**REQUIREMENT**
Narrow the data below down to the lines containing "year".

####

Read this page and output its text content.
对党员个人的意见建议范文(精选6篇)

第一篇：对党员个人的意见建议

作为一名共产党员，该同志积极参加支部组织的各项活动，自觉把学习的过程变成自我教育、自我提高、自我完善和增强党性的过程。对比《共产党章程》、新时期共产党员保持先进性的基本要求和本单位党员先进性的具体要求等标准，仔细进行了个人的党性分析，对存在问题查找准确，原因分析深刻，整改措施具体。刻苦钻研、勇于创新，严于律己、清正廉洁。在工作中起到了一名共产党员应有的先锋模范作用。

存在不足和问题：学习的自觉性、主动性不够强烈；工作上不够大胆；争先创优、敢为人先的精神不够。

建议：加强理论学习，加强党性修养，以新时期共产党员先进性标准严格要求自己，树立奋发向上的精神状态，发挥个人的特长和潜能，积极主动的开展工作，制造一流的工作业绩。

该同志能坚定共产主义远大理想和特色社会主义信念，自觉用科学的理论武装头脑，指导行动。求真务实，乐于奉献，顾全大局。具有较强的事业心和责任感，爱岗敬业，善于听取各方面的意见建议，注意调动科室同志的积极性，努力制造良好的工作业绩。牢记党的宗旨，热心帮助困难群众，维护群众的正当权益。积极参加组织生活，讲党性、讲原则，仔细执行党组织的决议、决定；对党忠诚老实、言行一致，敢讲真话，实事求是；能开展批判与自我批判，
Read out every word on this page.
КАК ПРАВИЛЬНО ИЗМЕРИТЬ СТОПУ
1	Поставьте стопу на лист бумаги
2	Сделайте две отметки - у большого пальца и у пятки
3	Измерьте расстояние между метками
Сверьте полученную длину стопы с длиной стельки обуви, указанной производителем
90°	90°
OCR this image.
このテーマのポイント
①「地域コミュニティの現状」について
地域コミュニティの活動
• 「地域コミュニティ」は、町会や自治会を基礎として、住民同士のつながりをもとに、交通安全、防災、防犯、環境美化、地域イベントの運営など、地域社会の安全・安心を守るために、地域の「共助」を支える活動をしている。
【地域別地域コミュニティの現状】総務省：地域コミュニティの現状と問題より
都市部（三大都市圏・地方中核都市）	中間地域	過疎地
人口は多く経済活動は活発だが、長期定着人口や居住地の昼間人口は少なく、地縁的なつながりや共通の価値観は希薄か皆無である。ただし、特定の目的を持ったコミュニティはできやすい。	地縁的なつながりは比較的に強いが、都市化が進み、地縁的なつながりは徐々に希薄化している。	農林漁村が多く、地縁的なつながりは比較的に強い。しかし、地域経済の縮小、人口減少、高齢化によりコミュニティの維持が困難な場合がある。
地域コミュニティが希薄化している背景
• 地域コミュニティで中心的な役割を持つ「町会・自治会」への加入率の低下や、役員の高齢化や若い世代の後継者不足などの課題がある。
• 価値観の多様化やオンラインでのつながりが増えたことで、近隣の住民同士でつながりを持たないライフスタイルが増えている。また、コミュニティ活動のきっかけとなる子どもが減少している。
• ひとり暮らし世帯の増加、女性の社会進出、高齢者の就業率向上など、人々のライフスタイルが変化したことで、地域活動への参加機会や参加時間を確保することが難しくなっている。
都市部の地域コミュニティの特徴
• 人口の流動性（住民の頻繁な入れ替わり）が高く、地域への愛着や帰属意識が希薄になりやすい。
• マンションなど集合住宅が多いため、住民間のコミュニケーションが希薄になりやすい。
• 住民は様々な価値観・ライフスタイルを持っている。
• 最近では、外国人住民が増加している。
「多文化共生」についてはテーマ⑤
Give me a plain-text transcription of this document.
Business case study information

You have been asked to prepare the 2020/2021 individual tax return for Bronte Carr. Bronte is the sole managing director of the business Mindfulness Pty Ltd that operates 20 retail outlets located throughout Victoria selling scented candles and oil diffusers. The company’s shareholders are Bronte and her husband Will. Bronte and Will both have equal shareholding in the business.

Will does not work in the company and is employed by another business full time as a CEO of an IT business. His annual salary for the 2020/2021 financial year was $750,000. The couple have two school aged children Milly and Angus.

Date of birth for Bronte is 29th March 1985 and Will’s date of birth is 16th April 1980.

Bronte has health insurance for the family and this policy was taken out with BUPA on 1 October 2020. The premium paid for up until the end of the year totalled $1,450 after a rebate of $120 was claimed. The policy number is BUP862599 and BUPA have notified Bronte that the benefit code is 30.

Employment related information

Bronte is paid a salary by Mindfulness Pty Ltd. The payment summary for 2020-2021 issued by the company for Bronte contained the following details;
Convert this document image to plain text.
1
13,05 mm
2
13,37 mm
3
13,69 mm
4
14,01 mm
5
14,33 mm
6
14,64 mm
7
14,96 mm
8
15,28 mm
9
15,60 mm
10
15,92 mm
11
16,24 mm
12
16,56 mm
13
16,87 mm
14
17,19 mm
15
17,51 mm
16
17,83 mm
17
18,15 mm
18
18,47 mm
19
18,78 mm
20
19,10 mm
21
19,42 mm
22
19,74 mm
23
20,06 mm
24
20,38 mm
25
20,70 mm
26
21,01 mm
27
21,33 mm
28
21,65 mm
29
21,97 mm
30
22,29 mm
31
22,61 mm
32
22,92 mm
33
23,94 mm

####

**EXPECTED OUTPUT**
Will does not work in the company and is employed by another business full time as a CEO of an IT business. His annual salary for the 2020/2021 financial year was $750,000. The couple have two school aged children Milly and Angus.
Bronte has health insurance for the family and this policy was taken out with BUPA on 1 October 2020. The premium paid for up until the end of the year totalled $1,450 after a rebate of $120 was claimed. The policy number is BUP862599 and BUPA have notified Bronte that the benefit code is 30.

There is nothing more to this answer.